- [WHAT THE TASK ASKS]: Take the entries below and print all of them exactly, please.

==================================================

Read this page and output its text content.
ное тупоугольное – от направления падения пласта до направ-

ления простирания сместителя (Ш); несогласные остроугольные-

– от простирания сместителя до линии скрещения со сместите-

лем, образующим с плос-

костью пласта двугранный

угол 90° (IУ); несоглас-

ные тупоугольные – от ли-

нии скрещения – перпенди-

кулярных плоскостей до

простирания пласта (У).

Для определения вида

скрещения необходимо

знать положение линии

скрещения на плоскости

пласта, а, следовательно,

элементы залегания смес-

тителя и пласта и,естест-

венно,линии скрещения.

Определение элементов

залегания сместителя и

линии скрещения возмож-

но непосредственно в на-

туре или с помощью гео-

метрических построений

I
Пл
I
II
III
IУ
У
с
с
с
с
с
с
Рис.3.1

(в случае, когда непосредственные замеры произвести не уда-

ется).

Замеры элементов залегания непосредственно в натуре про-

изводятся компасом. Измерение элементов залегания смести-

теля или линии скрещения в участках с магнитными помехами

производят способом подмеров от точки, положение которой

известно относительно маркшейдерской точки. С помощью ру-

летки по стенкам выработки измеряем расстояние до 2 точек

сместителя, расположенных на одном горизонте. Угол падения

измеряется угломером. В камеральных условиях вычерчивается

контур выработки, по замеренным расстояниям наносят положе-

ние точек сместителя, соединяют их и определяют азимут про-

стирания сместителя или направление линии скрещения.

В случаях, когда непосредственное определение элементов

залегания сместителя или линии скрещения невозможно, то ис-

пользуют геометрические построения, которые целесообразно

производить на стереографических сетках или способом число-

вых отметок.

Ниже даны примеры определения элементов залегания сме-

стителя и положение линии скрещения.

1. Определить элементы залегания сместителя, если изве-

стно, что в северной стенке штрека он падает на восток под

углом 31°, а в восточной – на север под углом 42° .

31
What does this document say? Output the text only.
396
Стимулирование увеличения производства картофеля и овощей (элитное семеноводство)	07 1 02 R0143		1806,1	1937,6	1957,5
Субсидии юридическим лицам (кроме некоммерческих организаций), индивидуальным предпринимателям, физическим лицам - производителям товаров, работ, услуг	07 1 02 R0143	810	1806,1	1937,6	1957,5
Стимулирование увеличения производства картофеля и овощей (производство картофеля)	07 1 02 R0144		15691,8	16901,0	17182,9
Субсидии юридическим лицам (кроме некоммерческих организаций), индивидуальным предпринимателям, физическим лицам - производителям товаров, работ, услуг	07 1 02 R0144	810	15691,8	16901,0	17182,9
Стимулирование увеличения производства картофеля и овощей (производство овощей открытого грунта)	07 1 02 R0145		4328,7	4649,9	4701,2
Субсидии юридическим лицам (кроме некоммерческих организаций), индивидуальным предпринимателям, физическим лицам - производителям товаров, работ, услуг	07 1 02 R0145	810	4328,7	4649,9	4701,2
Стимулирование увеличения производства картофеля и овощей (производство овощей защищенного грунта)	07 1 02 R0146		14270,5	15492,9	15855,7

==================================================

- [TASK SOLUTION]:
Read this page and output its text content.
ное тупоугольное – от направления падения пласта до направ-

ления простирания сместителя (Ш); несогласные остроугольные-

– от простирания сместителя до линии скрещения со сместите-

лем, образующим с плос-

костью пласта двугранный

угол 90° (IУ); несоглас-

ные тупоугольные – от ли-

нии скрещения – перпенди-

кулярных плоскостей до

простирания пласта (У).

Для определения вида

скрещения необходимо

знать положение линии

скрещения на плоскости

пласта, а, следовательно,

элементы залегания смес-

тителя и пласта и,естест-

венно,линии скрещения.

Определение элементов

залегания сместителя и

линии скрещения возмож-

но непосредственно в на-

туре или с помощью гео-

метрических построений

I
Пл
I
II
III
IУ
У
с
с
с
с
с
с
Рис.3.1

(в случае, когда непосредственные замеры произвести не уда-

ется).

Замеры элементов залегания непосредственно в натуре про-

изводятся компасом. Измерение элементов залегания смести-

теля или линии скрещения в участках с магнитными помехами

производят способом подмеров от точки, положение которой

известно относительно маркшейдерской точки. С помощью ру-

летки по стенкам выработки измеряем расстояние до 2 точек

сместителя, расположенных на одном горизонте. Угол падения

измеряется угломером. В камеральных условиях вычерчивается

контур выработки, по замеренным расстояниям наносят положе-

ние точек сместителя, соединяют их и определяют азимут про-

стирания сместителя или направление линии скрещения.

В случаях, когда непосредственное определение элементов

залегания сместителя или линии скрещения невозможно, то ис-

пользуют геометрические построения, которые целесообразно

производить на стереографических сетках или способом число-

вых отметок.

Ниже даны примеры определения элементов залегания сме-

стителя и положение линии скрещения.

1. Определить элементы залегания сместителя, если изве-

стно, что в северной стенке штрека он падает на восток под

углом 31°, а в восточной – на север под углом 42° .

31
What does this document say? Output the text only.
396
Стимулирование увеличения производства картофеля и овощей (элитное семеноводство)	07 1 02 R0143		1806,1	1937,6	1957,5
Субсидии юридическим лицам (кроме некоммерческих организаций), индивидуальным предпринимателям, физическим лицам - производителям товаров, работ, услуг	07 1 02 R0143	810	1806,1	1937,6	1957,5
Стимулирование увеличения производства картофеля и овощей (производство картофеля)	07 1 02 R0144		15691,8	16901,0	17182,9
Субсидии юридическим лицам (кроме некоммерческих организаций), индивидуальным предпринимателям, физическим лицам - производителям товаров, работ, услуг	07 1 02 R0144	810	15691,8	16901,0	17182,9
Стимулирование увеличения производства картофеля и овощей (производство овощей открытого грунта)	07 1 02 R0145		4328,7	4649,9	4701,2
Субсидии юридическим лицам (кроме некоммерческих организаций), индивидуальным предпринимателям, физическим лицам - производителям товаров, работ, услуг	07 1 02 R0145	810	4328,7	4649,9	4701,2
Стимулирование увеличения производства картофеля и овощей (производство овощей защищенного грунта)	07 1 02 R0146		14270,5	15492,9	15855,7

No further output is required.